#### AIM OF THE TASK
Using the listing below, select the lines with the word "name" and copy them.

[Structured figure records]
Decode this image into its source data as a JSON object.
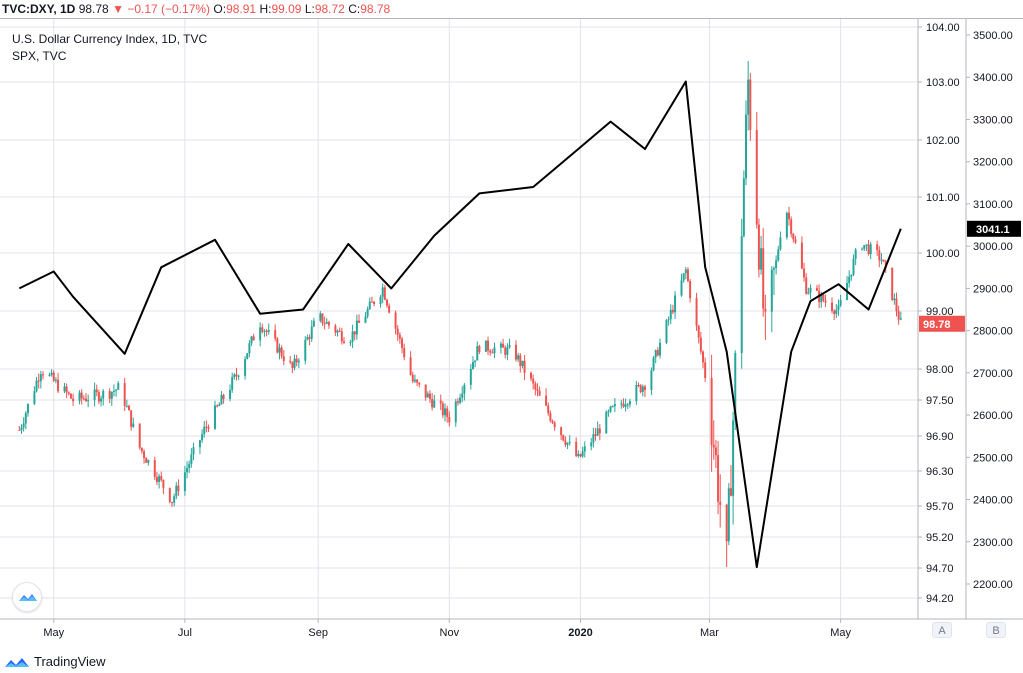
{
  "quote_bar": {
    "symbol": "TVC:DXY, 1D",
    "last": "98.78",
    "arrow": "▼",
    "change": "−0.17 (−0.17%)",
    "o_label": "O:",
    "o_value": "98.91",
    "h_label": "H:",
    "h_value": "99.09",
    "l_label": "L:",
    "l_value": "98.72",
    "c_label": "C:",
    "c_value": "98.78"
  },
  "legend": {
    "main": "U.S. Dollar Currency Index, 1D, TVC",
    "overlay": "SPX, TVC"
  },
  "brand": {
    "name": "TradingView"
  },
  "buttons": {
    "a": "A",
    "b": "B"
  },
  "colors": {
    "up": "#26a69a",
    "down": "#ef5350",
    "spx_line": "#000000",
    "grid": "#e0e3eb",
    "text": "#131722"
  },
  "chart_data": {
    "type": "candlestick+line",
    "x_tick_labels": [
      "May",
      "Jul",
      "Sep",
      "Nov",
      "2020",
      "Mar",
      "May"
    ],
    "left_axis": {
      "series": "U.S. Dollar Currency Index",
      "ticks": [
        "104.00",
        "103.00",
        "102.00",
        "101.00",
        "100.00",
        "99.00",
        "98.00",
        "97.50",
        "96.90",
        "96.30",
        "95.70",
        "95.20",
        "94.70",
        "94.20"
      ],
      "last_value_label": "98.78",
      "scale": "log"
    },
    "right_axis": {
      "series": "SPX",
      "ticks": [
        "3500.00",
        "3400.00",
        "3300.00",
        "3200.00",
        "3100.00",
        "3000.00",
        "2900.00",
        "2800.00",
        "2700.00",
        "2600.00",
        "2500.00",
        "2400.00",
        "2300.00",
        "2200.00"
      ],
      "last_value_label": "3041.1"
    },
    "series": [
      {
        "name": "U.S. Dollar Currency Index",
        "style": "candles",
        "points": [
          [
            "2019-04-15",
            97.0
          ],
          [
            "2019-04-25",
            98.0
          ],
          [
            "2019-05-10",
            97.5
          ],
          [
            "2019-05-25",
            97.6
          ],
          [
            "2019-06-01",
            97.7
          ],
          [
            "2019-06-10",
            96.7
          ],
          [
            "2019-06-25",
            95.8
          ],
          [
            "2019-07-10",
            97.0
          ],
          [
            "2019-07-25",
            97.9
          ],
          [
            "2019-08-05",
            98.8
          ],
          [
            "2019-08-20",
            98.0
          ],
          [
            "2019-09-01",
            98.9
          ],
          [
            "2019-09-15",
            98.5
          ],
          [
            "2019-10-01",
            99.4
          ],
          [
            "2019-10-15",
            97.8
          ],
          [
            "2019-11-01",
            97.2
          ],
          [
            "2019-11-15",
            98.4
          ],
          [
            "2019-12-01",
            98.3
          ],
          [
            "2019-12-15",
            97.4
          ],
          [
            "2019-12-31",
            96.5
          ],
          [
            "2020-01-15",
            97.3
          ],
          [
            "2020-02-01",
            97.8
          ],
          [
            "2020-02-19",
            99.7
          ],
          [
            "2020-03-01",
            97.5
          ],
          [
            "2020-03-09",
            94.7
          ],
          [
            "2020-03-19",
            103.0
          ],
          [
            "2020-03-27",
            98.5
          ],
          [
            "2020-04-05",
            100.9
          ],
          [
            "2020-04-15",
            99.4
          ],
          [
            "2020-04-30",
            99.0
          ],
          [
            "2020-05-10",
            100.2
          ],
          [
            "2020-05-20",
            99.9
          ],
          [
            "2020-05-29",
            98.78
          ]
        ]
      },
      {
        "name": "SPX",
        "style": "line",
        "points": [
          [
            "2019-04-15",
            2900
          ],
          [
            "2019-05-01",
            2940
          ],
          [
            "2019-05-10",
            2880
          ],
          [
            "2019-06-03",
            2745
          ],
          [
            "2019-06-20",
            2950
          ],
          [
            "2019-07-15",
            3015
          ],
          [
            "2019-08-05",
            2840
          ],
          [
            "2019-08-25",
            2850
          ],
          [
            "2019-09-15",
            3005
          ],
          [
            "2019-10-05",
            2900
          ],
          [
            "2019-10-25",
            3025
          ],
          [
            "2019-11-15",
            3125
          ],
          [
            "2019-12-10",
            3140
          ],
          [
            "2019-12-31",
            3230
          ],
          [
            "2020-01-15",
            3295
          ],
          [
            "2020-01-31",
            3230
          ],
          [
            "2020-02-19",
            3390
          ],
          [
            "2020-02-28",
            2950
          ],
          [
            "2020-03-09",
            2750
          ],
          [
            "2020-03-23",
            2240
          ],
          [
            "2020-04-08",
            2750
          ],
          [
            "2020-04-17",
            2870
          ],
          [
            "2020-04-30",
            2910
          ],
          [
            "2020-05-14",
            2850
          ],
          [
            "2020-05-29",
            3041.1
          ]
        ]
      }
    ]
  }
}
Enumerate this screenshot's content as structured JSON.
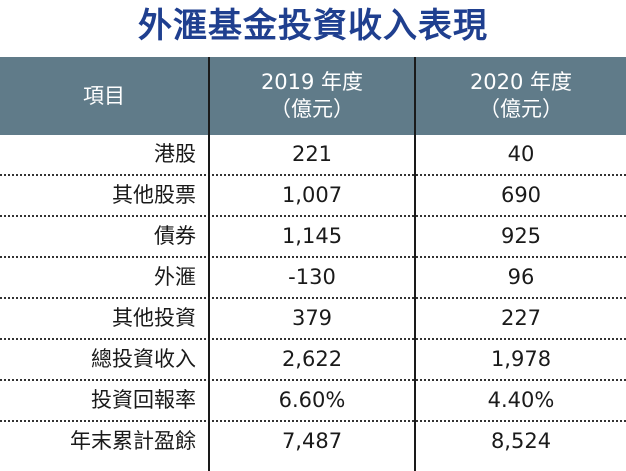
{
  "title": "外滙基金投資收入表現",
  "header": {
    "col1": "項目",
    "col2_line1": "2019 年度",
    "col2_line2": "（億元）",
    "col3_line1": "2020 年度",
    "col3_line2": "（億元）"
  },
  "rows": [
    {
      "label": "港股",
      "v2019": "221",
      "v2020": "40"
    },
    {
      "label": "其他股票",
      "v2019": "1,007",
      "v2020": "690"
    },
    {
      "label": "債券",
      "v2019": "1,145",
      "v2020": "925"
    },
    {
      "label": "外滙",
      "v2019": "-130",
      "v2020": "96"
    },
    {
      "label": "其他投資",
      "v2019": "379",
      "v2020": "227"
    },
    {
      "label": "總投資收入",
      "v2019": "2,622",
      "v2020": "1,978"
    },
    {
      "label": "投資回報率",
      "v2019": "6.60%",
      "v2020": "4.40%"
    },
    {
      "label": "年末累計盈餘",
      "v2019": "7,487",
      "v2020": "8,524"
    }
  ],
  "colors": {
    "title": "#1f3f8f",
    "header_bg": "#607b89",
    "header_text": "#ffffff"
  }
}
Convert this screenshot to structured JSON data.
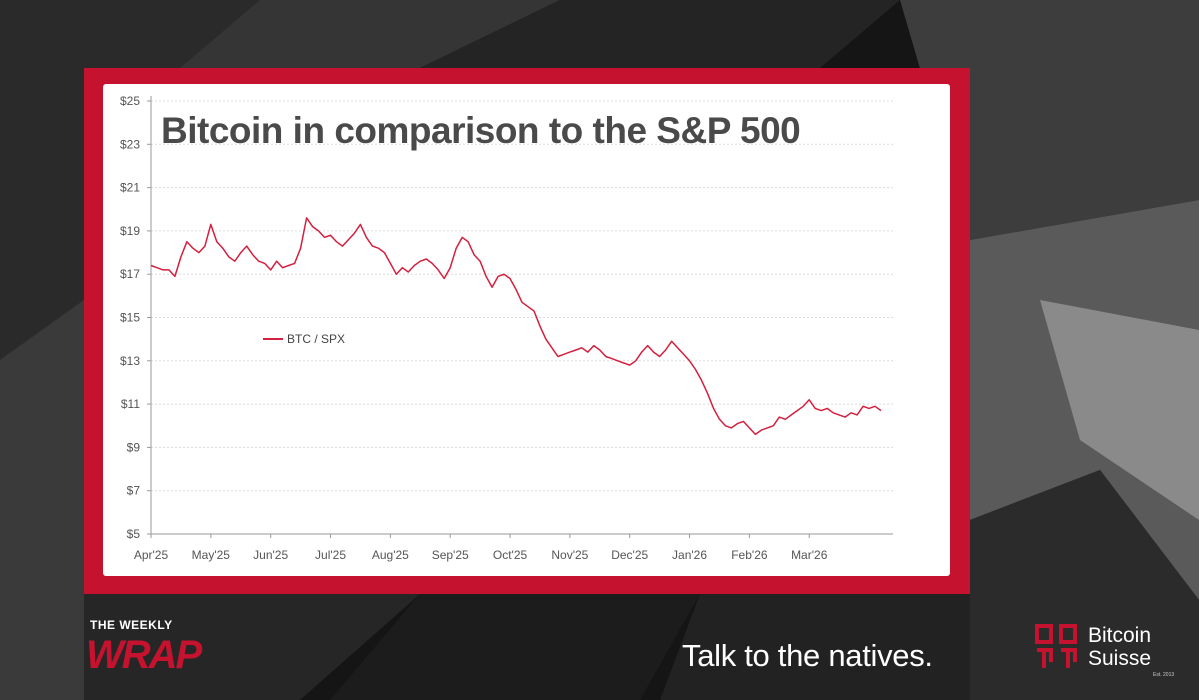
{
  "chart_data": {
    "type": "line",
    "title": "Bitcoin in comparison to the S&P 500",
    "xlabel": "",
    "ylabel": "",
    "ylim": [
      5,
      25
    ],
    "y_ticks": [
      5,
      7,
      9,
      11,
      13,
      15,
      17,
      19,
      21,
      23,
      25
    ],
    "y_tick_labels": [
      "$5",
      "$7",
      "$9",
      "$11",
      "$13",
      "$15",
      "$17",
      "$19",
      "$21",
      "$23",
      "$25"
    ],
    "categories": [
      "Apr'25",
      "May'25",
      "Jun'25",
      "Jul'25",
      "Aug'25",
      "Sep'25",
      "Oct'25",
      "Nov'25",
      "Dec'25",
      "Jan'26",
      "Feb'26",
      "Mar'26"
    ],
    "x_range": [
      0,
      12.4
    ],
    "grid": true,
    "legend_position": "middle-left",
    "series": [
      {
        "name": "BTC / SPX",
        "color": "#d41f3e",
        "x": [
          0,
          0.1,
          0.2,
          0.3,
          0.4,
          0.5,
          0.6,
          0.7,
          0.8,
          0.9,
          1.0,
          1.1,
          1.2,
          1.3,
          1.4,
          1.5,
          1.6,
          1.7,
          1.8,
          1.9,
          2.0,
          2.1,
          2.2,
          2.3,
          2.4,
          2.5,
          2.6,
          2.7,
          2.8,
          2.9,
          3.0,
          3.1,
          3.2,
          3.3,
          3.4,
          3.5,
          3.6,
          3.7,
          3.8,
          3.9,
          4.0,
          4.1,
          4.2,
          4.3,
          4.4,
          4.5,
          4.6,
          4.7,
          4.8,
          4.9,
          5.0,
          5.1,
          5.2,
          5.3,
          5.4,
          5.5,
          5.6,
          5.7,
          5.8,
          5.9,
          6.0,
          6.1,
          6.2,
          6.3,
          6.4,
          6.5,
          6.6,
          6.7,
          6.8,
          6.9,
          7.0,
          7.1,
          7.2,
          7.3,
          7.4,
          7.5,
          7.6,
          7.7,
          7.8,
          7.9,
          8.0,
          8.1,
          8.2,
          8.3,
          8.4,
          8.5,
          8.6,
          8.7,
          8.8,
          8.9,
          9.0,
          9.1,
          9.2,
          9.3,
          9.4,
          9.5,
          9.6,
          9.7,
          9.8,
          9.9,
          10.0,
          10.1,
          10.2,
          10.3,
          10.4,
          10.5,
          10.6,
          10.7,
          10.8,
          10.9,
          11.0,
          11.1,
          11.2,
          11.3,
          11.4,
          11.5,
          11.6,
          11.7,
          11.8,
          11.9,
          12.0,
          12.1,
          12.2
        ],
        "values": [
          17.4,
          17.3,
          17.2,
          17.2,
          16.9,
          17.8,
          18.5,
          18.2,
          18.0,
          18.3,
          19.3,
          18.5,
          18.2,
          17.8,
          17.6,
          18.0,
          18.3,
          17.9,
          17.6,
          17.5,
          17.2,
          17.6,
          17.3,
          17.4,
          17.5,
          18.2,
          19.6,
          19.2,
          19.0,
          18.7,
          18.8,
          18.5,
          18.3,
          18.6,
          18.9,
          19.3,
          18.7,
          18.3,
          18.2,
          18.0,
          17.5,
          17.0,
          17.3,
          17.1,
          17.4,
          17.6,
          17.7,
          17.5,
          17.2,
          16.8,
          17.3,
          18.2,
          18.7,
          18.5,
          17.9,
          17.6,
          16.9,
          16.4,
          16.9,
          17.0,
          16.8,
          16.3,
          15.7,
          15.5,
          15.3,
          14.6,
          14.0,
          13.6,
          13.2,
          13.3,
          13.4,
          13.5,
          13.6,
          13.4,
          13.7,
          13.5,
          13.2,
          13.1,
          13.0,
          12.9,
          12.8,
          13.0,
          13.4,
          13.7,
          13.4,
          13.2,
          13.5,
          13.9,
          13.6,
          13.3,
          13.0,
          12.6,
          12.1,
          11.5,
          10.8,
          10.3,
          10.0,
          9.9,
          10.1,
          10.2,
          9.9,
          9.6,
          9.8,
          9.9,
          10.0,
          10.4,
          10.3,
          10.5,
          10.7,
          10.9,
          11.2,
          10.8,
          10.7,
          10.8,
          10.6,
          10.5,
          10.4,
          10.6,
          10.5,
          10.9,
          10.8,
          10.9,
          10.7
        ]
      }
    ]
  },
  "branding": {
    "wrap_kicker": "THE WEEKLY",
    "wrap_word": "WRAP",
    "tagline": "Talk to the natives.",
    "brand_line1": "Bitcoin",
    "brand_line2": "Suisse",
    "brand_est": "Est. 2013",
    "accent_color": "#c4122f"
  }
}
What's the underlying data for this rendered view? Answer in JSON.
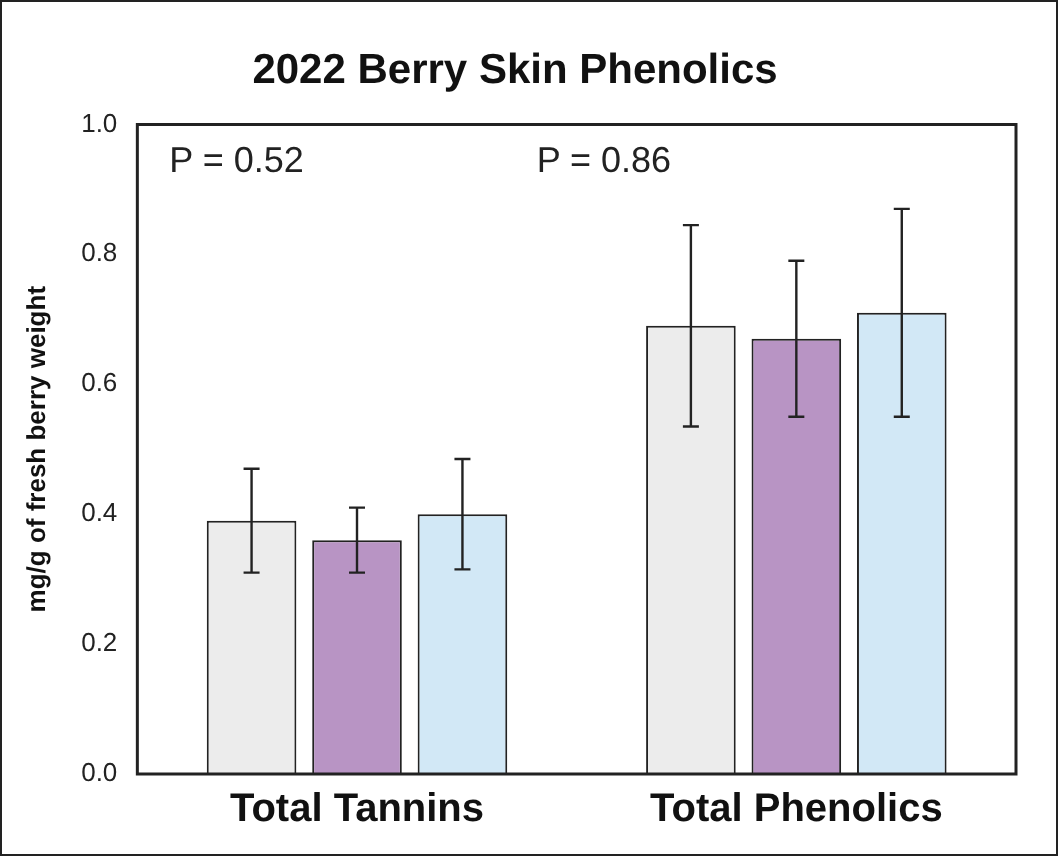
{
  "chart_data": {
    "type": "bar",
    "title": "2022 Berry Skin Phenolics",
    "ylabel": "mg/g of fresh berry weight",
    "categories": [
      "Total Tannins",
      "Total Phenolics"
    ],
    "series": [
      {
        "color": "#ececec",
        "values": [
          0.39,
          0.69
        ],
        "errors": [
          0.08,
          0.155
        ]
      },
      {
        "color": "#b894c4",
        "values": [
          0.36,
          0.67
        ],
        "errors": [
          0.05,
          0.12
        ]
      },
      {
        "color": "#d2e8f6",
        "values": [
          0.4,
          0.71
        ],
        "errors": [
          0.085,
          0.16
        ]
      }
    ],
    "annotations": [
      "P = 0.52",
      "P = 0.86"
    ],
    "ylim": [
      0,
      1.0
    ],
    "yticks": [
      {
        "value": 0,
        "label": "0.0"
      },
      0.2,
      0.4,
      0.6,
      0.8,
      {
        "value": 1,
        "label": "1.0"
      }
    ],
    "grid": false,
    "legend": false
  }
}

#### EXERCISE ANSWER
    "name": "TradingView"
        "name": "U.S. Dollar Currency Index",
        "name": "SPX",
        "name": "BTC / SPX",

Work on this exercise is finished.